### What the exercise asks:
Read the records below. Copy each line where the string "StreamElements" occurs.

--- begin ---

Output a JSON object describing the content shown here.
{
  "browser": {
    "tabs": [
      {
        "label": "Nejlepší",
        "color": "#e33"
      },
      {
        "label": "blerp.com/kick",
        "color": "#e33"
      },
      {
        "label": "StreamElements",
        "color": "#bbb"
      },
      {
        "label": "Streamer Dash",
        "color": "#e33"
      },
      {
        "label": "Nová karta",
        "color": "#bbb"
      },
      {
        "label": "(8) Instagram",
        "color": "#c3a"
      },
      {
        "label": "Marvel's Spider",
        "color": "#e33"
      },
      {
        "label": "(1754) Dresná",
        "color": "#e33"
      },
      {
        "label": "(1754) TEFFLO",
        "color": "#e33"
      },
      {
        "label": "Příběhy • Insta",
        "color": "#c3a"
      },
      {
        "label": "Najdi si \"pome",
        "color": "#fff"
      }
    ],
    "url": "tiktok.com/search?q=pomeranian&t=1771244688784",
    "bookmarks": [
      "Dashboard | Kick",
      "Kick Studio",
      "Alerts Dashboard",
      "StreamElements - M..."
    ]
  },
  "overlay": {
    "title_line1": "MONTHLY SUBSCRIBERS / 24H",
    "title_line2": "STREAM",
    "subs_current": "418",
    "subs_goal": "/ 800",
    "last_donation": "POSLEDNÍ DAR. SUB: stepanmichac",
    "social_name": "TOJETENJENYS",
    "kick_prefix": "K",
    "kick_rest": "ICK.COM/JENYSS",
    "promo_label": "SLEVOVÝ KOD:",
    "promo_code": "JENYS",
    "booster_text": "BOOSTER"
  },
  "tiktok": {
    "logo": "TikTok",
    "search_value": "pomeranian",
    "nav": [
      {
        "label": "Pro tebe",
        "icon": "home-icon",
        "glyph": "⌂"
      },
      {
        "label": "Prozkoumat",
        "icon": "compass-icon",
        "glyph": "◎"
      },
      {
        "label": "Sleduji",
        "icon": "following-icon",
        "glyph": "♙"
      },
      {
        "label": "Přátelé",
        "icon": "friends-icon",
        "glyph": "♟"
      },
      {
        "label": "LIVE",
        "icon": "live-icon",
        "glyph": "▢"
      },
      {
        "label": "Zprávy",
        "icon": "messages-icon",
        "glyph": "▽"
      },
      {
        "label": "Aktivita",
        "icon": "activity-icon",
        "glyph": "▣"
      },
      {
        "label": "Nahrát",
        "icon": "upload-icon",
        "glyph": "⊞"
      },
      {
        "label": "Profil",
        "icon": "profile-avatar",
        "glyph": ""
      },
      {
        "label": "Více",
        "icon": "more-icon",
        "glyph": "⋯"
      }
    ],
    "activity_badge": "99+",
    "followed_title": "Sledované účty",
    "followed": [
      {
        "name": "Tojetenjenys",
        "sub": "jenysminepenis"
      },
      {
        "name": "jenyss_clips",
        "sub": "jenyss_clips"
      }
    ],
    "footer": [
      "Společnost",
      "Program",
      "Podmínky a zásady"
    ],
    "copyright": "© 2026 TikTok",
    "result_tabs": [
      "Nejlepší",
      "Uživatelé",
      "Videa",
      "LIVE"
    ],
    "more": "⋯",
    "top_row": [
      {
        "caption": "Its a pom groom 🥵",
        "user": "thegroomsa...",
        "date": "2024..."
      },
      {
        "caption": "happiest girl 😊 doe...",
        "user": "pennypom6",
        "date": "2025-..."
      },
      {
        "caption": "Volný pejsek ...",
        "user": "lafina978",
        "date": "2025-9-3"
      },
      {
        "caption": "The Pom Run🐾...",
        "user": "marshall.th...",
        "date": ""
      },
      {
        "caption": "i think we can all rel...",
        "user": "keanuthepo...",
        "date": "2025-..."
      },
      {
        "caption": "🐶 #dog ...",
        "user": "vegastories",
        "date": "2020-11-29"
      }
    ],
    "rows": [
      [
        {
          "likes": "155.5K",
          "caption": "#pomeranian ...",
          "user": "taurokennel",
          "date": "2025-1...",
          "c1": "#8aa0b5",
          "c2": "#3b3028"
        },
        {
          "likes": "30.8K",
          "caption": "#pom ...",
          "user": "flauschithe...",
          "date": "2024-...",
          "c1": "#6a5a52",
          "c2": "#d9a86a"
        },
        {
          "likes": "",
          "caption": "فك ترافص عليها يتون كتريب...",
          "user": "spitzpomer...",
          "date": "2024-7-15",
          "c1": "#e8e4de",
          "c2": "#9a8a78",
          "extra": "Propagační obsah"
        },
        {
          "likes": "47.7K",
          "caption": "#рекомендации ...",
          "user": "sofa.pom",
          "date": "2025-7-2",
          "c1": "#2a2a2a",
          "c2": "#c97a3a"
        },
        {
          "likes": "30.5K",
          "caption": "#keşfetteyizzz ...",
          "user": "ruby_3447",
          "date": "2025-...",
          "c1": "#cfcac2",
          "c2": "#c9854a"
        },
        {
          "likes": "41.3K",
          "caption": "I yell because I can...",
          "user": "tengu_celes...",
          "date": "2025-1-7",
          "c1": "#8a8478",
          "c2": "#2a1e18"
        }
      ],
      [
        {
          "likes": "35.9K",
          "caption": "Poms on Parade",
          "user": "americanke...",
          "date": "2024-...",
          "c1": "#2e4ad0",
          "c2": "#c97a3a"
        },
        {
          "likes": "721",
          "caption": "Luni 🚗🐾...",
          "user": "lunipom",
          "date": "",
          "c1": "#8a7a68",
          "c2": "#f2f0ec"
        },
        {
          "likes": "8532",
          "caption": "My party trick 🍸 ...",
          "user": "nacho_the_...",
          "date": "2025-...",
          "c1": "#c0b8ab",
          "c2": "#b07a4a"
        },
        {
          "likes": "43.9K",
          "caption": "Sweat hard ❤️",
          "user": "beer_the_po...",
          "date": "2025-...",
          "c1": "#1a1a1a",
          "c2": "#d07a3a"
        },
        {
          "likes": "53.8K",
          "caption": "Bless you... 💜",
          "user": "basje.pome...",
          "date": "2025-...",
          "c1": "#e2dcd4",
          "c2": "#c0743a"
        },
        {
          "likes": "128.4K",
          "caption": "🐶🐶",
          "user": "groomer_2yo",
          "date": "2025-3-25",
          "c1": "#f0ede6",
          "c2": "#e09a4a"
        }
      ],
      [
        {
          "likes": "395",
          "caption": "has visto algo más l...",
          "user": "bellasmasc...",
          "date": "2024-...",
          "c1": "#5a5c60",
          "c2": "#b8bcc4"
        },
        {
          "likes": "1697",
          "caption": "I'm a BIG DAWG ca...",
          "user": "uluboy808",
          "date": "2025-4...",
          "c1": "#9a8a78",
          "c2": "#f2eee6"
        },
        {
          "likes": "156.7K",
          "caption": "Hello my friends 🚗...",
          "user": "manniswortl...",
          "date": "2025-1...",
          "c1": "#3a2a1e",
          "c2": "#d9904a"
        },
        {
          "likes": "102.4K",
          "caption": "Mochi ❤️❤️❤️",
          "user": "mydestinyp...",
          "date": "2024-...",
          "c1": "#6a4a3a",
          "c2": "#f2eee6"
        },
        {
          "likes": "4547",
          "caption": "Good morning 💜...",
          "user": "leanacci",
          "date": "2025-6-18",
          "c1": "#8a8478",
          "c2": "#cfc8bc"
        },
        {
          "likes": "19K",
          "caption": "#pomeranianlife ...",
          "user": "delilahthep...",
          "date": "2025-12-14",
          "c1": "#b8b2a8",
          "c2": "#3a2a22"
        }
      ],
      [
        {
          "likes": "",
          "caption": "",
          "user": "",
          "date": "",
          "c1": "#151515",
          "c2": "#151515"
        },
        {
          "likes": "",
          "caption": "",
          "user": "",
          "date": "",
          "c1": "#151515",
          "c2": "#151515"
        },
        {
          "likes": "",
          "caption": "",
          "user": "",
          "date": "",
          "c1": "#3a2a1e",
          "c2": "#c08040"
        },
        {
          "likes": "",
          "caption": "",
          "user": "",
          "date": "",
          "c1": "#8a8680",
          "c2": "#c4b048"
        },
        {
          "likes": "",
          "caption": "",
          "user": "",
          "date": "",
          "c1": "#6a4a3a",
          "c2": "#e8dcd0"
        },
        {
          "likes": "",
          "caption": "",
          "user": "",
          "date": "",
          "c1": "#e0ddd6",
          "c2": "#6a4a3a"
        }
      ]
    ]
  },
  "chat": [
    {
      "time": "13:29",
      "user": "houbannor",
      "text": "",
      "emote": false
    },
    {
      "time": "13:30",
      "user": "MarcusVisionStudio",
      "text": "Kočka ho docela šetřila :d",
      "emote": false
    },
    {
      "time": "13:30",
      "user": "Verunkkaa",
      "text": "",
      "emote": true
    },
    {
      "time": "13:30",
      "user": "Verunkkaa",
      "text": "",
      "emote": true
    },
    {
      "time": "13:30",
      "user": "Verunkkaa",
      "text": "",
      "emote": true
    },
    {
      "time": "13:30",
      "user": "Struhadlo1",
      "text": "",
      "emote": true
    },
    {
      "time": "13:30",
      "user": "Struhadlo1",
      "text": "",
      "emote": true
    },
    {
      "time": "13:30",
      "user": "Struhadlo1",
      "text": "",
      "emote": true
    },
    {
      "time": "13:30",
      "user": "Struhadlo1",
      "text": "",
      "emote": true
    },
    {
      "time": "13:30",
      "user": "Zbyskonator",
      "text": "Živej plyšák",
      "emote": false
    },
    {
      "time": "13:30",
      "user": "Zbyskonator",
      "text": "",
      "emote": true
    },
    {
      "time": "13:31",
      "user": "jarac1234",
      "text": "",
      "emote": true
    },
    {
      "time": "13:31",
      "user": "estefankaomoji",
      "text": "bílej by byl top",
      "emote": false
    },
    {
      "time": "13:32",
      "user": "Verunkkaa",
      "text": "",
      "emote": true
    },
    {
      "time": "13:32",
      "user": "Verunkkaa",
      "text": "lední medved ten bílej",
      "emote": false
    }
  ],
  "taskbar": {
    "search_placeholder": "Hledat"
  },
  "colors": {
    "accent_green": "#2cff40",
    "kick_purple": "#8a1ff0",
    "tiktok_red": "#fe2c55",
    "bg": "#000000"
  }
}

--- end ---

### Response to the task:
        "label": "StreamElements",
      "StreamElements - M..."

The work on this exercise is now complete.